____ Teks Sumber
Ruteng, KN – DPC Partai Demokrat Kabupaten Manggarai menyoroti aksi bungkam Bupati Heri Nabit, saat dikonfirmasi awak media terkait pengangkatan 59 tenaga honorer di lingkup Pemkab Manggarai.

Pengangkatan tenaga honorer itu dinilai menyalahi regulasi, karena tidak sesuai dengan Peraturan Menteri Keuangan sebagai panduan dalam proses refocusing anggaran untuk penanganan Covid-19.

Dalam pemandangan umum fraksi Partai Demokrat yang dibacakan pada Kamis 30 September 2021, mereka menilai Bupati Manggarai Heri Nabit seharusnya tidak merekrut tenaga honorer, dan anggaran hasil refocusing pada APBD Perubahan tahun 2021 itu sebaiknya digunakan untuk penanganan Covid-19.
________
____ Bagian Data
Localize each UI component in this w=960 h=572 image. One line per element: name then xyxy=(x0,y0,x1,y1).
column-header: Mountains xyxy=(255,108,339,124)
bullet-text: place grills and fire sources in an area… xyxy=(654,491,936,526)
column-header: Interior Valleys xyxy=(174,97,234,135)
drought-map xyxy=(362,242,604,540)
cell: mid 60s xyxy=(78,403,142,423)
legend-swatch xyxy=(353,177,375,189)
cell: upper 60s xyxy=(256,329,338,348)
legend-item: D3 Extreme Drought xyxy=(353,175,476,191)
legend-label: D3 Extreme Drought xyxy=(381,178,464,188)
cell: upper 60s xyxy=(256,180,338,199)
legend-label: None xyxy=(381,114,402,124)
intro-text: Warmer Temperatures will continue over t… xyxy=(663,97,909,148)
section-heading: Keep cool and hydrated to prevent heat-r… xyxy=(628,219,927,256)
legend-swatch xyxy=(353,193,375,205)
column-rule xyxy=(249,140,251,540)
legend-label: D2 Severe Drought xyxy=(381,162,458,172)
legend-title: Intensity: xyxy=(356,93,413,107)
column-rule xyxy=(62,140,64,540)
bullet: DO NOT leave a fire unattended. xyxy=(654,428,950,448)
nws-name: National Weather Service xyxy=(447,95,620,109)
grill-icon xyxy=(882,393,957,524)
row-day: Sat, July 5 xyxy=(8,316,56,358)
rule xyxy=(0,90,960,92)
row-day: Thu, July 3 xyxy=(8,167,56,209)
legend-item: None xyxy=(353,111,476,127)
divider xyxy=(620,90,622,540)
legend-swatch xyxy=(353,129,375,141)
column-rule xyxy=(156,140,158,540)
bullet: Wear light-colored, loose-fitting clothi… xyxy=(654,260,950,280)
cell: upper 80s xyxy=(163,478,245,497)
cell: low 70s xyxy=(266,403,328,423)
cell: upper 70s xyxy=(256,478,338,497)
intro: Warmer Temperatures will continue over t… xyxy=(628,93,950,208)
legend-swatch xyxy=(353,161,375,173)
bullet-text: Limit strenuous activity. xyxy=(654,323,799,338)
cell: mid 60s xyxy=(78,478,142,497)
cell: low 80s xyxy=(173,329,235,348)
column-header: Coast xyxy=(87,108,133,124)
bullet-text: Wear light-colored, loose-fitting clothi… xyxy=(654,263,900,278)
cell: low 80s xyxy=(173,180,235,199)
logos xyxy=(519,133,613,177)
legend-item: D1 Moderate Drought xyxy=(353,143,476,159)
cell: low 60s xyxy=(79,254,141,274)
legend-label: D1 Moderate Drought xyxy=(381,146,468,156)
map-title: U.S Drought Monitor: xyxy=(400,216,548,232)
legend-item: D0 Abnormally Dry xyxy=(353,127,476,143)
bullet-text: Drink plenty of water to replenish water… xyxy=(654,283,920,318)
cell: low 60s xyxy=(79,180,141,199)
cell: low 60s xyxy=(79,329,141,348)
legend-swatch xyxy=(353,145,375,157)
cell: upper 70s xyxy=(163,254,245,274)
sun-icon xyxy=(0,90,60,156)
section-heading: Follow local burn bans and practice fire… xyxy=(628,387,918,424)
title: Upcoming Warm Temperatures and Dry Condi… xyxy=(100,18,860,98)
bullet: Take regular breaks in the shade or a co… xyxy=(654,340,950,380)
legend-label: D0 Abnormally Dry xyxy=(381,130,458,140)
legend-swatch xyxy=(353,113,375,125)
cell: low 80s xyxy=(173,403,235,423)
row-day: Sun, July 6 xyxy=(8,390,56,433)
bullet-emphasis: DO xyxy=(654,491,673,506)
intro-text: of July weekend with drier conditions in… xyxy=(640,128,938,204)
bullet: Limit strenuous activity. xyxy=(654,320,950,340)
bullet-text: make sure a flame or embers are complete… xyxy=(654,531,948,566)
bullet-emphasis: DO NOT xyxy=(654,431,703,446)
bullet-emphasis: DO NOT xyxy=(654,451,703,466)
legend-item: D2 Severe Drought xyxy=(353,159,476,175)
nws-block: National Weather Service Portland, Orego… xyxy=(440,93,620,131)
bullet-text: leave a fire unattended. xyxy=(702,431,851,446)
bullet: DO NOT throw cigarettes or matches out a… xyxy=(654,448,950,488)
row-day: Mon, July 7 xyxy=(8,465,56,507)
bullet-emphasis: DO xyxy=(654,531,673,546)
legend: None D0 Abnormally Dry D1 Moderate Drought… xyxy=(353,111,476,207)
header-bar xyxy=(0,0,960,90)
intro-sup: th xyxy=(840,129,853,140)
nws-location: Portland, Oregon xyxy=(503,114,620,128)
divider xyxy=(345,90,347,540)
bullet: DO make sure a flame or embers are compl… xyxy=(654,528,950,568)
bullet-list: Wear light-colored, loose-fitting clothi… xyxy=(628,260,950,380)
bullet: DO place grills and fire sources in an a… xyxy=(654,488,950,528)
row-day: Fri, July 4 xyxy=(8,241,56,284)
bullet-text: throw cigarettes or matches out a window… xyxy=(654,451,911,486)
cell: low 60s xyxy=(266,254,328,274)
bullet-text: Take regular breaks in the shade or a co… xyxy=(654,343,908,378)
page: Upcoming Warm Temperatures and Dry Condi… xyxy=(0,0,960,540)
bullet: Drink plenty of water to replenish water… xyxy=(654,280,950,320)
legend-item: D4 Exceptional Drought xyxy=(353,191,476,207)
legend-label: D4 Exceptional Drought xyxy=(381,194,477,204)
________
Soal Latihan:
1. Salin ulang bagian teks sumber tanpa perubahan apa pun, mulai dari kata-kata yang memuat "Ruteng, KN –" dan berhenti setelah "digunakan untuk penanganan Covid-19.".
2. Menurut teks sumber, kapan pemandangan umum fraksi Partai Demokrat dibacakan?
3. Rangkum teks sumber dalam dua kalimat.

Jawaban Latihan:
1.
Ruteng, KN – DPC Partai Demokrat Kabupaten Manggarai menyoroti aksi bungkam Bupati Heri Nabit, saat dikonfirmasi awak media terkait pengangkatan 59 tenaga honorer di lingkup Pemkab Manggarai.

Pengangkatan tenaga honorer itu dinilai menyalahi regulasi, karena tidak sesuai dengan Peraturan Menteri Keuangan sebagai panduan dalam proses refocusing anggaran untuk penanganan Covid-19.

Dalam pemandangan umum fraksi Partai Demokrat yang dibacakan pada Kamis 30 September 2021, mereka menilai Bupati Manggarai Heri Nabit seharusnya tidak merekrut tenaga honorer, dan anggaran hasil refocusing pada APBD Perubahan tahun 2021 itu sebaiknya digunakan untuk penanganan Covid-19.

2. Pada Kamis, 30 September 2021.

3. DPC Partai Demokrat Kabupaten Manggarai menyoroti sikap bungkam Bupati Heri Nabit saat dikonfirmasi awak media soal pengangkatan 59 tenaga honorer di lingkup Pemkab Manggarai. Pengangkatan itu dinilai menyalahi regulasi karena tidak sesuai dengan Peraturan Menteri Keuangan yang menjadi panduan refocusing anggaran untuk penanganan Covid-19, sehingga dalam pemandangan umumnya fraksi Partai Demokrat menilai bupati seharusnya tidak merekrut tenaga honorer dan anggaran hasil refocusing pada APBD Perubahan 2021 sebaiknya dipakai untuk penanganan Covid-19.